(Figure dataset records)
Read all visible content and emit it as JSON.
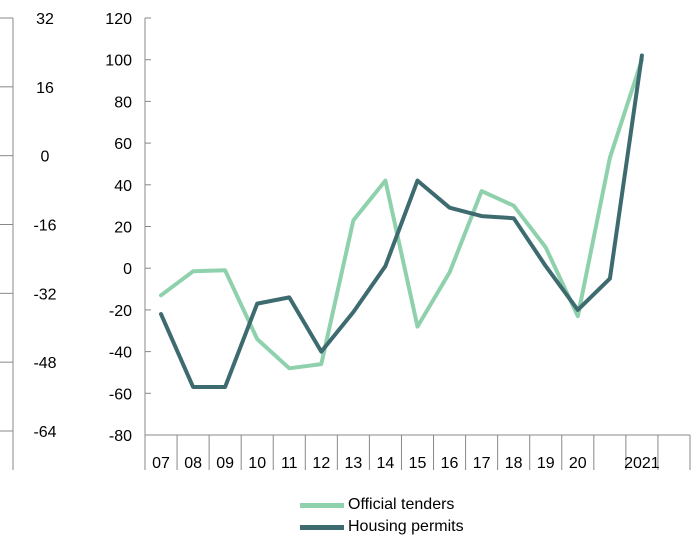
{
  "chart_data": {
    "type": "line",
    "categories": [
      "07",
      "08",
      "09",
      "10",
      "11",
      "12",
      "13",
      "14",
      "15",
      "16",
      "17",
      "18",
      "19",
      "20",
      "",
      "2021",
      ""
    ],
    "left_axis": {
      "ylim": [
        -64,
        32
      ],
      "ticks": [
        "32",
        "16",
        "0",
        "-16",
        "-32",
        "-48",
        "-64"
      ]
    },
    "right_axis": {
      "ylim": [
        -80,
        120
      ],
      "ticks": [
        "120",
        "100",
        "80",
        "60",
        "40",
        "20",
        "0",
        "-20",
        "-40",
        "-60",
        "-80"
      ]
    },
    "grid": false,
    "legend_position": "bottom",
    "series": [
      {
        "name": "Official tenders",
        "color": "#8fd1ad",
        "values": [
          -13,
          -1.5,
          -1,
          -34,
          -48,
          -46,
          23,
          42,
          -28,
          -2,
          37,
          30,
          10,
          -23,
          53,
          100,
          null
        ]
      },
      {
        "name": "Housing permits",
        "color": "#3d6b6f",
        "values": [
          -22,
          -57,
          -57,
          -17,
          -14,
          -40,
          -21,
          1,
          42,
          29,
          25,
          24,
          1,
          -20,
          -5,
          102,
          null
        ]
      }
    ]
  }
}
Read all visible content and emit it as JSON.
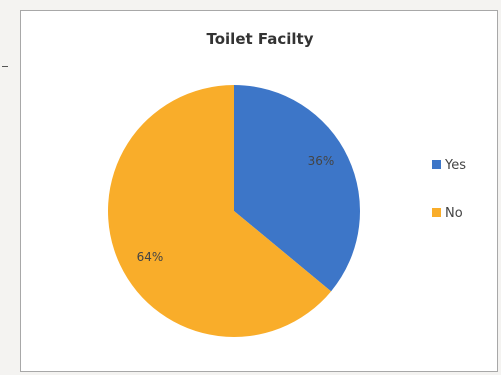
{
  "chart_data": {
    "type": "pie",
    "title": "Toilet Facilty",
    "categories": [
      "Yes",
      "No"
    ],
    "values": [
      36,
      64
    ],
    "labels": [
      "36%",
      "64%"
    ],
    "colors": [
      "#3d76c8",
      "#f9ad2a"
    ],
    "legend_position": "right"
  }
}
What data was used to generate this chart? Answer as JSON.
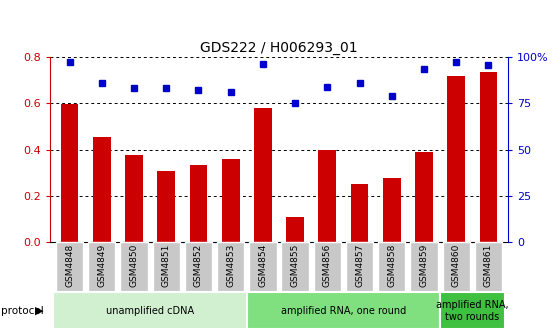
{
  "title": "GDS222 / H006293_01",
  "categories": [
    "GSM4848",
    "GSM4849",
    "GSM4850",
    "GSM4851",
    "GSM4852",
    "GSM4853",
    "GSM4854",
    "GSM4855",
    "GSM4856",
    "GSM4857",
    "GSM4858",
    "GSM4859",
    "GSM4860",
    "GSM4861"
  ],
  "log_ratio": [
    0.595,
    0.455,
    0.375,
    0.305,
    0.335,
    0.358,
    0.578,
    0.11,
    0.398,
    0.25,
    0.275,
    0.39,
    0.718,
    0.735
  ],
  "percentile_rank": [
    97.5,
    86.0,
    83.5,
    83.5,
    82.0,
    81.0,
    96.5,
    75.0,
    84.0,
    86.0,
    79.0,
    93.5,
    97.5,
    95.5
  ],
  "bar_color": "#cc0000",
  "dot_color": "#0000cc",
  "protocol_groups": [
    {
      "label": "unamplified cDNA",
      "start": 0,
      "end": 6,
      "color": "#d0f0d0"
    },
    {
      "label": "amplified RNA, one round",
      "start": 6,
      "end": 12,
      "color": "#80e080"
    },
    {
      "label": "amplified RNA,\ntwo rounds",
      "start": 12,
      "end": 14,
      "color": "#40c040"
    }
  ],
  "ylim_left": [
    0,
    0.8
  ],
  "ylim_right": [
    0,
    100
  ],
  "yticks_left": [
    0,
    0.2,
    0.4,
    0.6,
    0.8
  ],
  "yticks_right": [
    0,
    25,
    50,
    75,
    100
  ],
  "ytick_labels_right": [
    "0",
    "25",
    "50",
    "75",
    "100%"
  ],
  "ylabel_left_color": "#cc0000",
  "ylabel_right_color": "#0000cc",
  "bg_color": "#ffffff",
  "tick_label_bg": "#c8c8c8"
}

**WHAT TO DO**
Each record above must be returned exactly as written, with its pictures omitted.

**EXPECTED OUTPUT**
Read all visible content and emit it as JSON.
{
  "chart_data": {
    "type": "line",
    "categories": [
      "07",
      "08",
      "09",
      "10",
      "11",
      "12",
      "13",
      "14",
      "15",
      "16",
      "17",
      "18",
      "19",
      "20",
      "",
      "2021",
      ""
    ],
    "left_axis": {
      "ylim": [
        -64,
        32
      ],
      "ticks": [
        "32",
        "16",
        "0",
        "-16",
        "-32",
        "-48",
        "-64"
      ]
    },
    "right_axis": {
      "ylim": [
        -80,
        120
      ],
      "ticks": [
        "120",
        "100",
        "80",
        "60",
        "40",
        "20",
        "0",
        "-20",
        "-40",
        "-60",
        "-80"
      ]
    },
    "grid": false,
    "legend_position": "bottom",
    "series": [
      {
        "name": "Official tenders",
        "color": "#8fd1ad",
        "values": [
          -13,
          -1.5,
          -1,
          -34,
          -48,
          -46,
          23,
          42,
          -28,
          -2,
          37,
          30,
          10,
          -23,
          53,
          100,
          null
        ]
      },
      {
        "name": "Housing permits",
        "color": "#3d6b6f",
        "values": [
          -22,
          -57,
          -57,
          -17,
          -14,
          -40,
          -21,
          1,
          42,
          29,
          25,
          24,
          1,
          -20,
          -5,
          102,
          null
        ]
      }
    ]
  }
}
Read all visible content and emit it as JSON.
{
  "chart_data": {
    "type": "pie",
    "title": "Toilet Facilty",
    "categories": [
      "Yes",
      "No"
    ],
    "values": [
      36,
      64
    ],
    "labels": [
      "36%",
      "64%"
    ],
    "colors": [
      "#3d76c8",
      "#f9ad2a"
    ],
    "legend_position": "right"
  }
}
What data was used to generate this chart? Answer as JSON.
{
  "title": "GDS222 / H006293_01",
  "categories": [
    "GSM4848",
    "GSM4849",
    "GSM4850",
    "GSM4851",
    "GSM4852",
    "GSM4853",
    "GSM4854",
    "GSM4855",
    "GSM4856",
    "GSM4857",
    "GSM4858",
    "GSM4859",
    "GSM4860",
    "GSM4861"
  ],
  "log_ratio": [
    0.595,
    0.455,
    0.375,
    0.305,
    0.335,
    0.358,
    0.578,
    0.11,
    0.398,
    0.25,
    0.275,
    0.39,
    0.718,
    0.735
  ],
  "percentile_rank": [
    97.5,
    86.0,
    83.5,
    83.5,
    82.0,
    81.0,
    96.5,
    75.0,
    84.0,
    86.0,
    79.0,
    93.5,
    97.5,
    95.5
  ],
  "bar_color": "#cc0000",
  "dot_color": "#0000cc",
  "protocol_groups": [
    {
      "label": "unamplified cDNA",
      "start": 0,
      "end": 6,
      "color": "#d0f0d0"
    },
    {
      "label": "amplified RNA, one round",
      "start": 6,
      "end": 12,
      "color": "#80e080"
    },
    {
      "label": "amplified RNA,\ntwo rounds",
      "start": 12,
      "end": 14,
      "color": "#40c040"
    }
  ],
  "ylim_left": [
    0,
    0.8
  ],
  "ylim_right": [
    0,
    100
  ],
  "yticks_left": [
    0,
    0.2,
    0.4,
    0.6,
    0.8
  ],
  "yticks_right": [
    0,
    25,
    50,
    75,
    100
  ],
  "ytick_labels_right": [
    "0",
    "25",
    "50",
    "75",
    "100%"
  ],
  "ylabel_left_color": "#cc0000",
  "ylabel_right_color": "#0000cc",
  "bg_color": "#ffffff",
  "tick_label_bg": "#c8c8c8"
}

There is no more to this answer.